To do —
Drop the pictures, then extract the listing word for word.

Working data —
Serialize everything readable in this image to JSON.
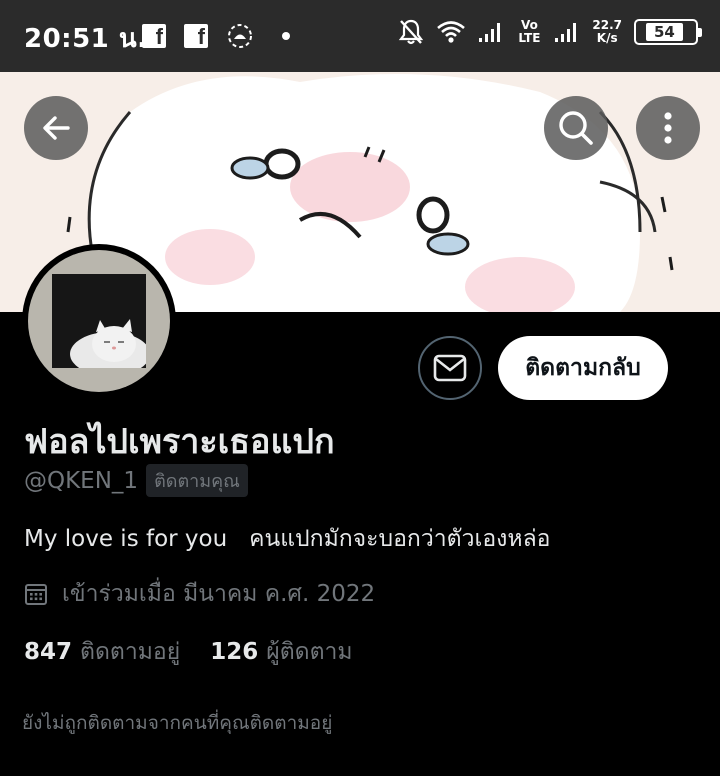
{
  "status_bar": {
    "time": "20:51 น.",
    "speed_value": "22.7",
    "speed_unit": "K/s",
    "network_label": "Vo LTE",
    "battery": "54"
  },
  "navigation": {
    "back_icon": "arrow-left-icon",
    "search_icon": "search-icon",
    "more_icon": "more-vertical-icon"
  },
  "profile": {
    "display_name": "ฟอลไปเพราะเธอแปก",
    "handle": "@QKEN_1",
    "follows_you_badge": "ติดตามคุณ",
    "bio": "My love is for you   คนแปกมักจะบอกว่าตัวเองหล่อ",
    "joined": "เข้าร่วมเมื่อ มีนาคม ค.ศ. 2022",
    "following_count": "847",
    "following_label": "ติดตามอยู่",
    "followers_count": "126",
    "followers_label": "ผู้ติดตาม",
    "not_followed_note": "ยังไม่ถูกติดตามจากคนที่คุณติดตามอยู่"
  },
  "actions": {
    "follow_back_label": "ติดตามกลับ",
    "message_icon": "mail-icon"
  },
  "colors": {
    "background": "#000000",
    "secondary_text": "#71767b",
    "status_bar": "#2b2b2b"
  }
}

Answer for this exercise —
Serialize everything readable in this image to JSON.
{
  "status_bar": {
    "time": "20:51 น.",
    "speed_value": "22.7",
    "speed_unit": "K/s",
    "network_label": "Vo LTE",
    "battery": "54"
  },
  "navigation": {
    "back_icon": "arrow-left-icon",
    "search_icon": "search-icon",
    "more_icon": "more-vertical-icon"
  },
  "profile": {
    "display_name": "ฟอลไปเพราะเธอแปก",
    "handle": "@QKEN_1",
    "follows_you_badge": "ติดตามคุณ",
    "bio": "My love is for you   คนแปกมักจะบอกว่าตัวเองหล่อ",
    "joined": "เข้าร่วมเมื่อ มีนาคม ค.ศ. 2022",
    "following_count": "847",
    "following_label": "ติดตามอยู่",
    "followers_count": "126",
    "followers_label": "ผู้ติดตาม",
    "not_followed_note": "ยังไม่ถูกติดตามจากคนที่คุณติดตามอยู่"
  },
  "actions": {
    "follow_back_label": "ติดตามกลับ",
    "message_icon": "mail-icon"
  },
  "colors": {
    "background": "#000000",
    "secondary_text": "#71767b",
    "status_bar": "#2b2b2b"
  }
}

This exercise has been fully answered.